WHAT IS ASKED — Copy out each line of the data holding "déjà".

MATERIAL —
'''
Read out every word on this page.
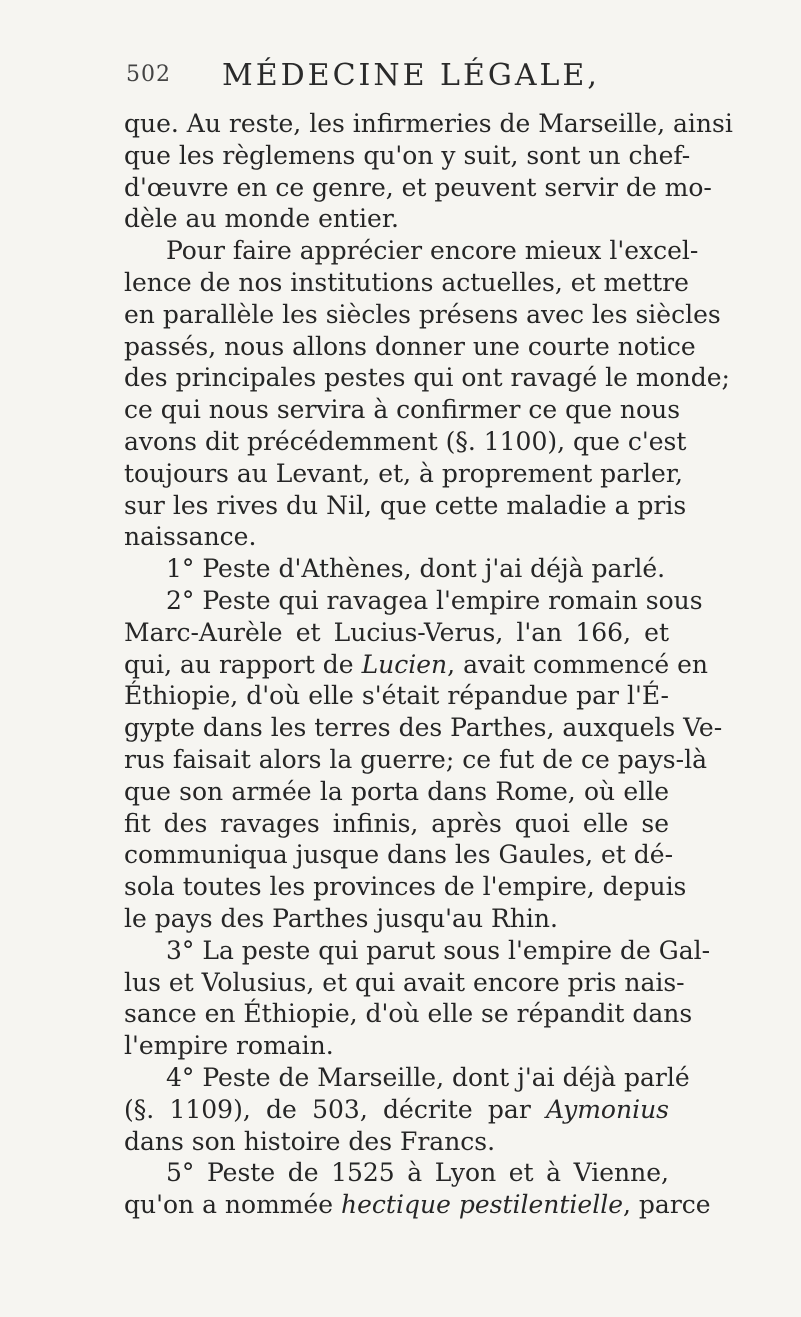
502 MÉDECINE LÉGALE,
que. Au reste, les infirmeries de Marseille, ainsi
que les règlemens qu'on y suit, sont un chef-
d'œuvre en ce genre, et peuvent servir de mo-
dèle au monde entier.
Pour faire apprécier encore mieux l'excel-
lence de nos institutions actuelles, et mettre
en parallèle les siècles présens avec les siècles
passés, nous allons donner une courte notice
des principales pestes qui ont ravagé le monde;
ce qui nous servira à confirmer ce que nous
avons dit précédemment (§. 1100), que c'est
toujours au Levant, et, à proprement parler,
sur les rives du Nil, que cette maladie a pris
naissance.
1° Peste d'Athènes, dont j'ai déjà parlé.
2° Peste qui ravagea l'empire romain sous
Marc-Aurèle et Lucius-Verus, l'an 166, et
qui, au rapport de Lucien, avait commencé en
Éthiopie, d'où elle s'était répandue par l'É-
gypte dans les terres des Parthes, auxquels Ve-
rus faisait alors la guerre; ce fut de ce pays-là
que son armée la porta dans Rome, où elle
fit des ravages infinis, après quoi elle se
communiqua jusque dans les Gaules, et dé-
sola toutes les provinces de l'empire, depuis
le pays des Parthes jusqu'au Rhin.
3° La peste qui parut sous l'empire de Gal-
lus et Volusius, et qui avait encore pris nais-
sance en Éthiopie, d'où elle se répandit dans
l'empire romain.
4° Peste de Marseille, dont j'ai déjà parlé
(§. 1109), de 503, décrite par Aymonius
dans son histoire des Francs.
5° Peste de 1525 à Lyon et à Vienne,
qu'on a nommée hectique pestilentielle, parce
'''
SOLUTION TO THIS PROBLEM —
1° Peste d'Athènes, dont j'ai déjà parlé.
4° Peste de Marseille, dont j'ai déjà parlé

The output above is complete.